__PAGE TEXT__:

═══

The dimension monoval vs. polyvocal is about the question of who is in charge of the organization. This is not about who is formally in charge, but about which constructions of meaning coexist and how these constructions interact. Monovocal means that one set of reality constructions is dominant in an organization or part of it. There is only one voice, one all-determining vision. (…) Polyvocal is the exact opposite. Apparently there are many more voices than just the one dominant one. Many more meaning constructions and many more images about what is going on in the organization, what is important and what is not.' The voices influence the behavior of those who 'interpret' these voices (the organization as a polyphonic whole). Planned monovocal change management: Classic planned change process with an emphasis on planable change (content, the 'what' is central). The management comes up with a change plan and the voice of the management is dominant. Management's perceptions of reality are assumed to be 'true' and it is implicitly expected that the other members of the organization also agree with and adopt these definitions of reality. Participatory elements in the change process can occur, but are then an attempt to create support for the ideas of the top. Planned-polyvocal change management ('participative change' or 'infrastructures for learning'): change managers understand that their reality constructions are certainly not a perfect solution and space is explicitly made within the change process for the input of other perspectives (so that a broader and deeper insight is created) in the problems that give rise to the change and in the opportunities and threats involved in the change process). The input of knowledge and practical experience from the organization in the design of the change goals increases the substantive quality.

═══

According to the text on change management, what does "monovocal" mean?

═══

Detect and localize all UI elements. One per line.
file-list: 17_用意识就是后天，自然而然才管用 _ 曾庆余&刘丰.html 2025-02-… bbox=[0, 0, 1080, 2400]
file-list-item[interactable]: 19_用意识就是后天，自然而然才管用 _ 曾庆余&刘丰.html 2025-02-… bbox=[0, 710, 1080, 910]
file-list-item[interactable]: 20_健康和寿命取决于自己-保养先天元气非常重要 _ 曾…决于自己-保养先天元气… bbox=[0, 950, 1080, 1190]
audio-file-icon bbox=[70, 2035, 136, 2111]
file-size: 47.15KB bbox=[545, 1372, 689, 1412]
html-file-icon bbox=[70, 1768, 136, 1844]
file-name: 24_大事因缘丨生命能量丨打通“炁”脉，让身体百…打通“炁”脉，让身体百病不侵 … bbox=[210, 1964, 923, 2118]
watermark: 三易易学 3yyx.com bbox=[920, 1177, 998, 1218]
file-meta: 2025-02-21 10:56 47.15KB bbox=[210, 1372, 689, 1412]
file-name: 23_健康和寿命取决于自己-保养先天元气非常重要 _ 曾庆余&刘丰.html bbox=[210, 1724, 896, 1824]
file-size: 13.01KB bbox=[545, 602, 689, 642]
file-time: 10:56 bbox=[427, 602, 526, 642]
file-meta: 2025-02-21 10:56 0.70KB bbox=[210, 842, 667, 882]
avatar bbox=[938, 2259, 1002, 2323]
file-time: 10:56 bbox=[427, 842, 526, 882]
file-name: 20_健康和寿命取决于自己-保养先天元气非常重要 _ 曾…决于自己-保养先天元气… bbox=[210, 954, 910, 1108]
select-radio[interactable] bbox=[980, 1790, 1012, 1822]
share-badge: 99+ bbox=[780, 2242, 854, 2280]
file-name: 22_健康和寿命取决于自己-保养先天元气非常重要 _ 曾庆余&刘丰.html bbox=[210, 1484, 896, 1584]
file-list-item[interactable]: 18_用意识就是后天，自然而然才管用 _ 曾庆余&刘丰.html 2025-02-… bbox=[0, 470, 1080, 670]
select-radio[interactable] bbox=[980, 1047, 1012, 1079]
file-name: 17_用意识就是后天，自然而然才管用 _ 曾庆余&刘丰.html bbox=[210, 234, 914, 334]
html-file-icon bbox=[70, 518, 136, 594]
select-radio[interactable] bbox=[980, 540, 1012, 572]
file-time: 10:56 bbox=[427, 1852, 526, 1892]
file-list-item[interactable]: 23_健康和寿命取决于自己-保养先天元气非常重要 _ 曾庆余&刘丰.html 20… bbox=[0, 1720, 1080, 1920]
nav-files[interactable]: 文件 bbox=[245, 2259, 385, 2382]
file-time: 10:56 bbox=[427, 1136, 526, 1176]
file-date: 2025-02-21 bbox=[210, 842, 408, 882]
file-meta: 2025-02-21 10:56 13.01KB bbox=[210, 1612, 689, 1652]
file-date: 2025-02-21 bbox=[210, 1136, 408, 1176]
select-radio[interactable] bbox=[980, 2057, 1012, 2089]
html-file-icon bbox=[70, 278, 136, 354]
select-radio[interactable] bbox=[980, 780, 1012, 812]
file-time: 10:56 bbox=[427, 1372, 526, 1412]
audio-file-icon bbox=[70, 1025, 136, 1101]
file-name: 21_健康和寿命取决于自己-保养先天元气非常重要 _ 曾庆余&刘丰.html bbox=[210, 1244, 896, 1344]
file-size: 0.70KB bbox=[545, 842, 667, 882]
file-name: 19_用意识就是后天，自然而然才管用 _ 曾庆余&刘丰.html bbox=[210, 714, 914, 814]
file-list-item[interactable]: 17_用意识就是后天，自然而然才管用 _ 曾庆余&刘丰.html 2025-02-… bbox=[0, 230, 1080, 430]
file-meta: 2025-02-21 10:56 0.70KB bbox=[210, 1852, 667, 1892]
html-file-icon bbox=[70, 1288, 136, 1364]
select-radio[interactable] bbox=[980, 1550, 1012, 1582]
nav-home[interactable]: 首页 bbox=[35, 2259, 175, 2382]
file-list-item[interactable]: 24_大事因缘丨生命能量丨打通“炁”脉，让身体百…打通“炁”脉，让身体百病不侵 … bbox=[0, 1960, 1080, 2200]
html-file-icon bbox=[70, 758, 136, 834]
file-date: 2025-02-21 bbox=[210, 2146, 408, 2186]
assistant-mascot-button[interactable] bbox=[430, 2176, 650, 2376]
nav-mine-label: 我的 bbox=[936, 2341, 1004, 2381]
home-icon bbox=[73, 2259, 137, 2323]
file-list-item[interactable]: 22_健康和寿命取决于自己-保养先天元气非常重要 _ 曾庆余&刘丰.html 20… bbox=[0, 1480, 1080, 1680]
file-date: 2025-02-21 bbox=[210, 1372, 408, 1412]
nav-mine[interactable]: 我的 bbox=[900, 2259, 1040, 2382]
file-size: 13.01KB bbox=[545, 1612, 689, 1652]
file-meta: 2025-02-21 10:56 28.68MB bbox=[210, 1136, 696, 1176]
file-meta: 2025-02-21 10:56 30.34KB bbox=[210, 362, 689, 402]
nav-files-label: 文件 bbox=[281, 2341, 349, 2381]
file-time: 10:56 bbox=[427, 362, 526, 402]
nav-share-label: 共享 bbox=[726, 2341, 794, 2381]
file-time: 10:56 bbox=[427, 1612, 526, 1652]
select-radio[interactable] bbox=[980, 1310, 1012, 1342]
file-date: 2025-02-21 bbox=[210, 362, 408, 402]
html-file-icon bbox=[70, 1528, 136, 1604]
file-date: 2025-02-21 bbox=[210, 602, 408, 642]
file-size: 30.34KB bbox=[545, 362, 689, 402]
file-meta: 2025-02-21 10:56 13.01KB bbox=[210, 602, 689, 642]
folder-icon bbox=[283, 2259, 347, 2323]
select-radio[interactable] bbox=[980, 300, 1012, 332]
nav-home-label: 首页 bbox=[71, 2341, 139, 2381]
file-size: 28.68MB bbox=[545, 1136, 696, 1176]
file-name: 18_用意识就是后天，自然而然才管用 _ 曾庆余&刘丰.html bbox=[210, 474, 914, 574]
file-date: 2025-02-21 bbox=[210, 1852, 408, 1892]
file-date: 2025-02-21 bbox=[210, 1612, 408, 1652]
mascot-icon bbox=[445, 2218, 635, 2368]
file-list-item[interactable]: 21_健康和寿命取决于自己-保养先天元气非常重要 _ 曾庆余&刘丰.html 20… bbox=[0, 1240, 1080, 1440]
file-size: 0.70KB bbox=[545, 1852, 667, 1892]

═══

__EXERCISE SOLUTION__: One set of reality constructions is dominant in an organization or part of it.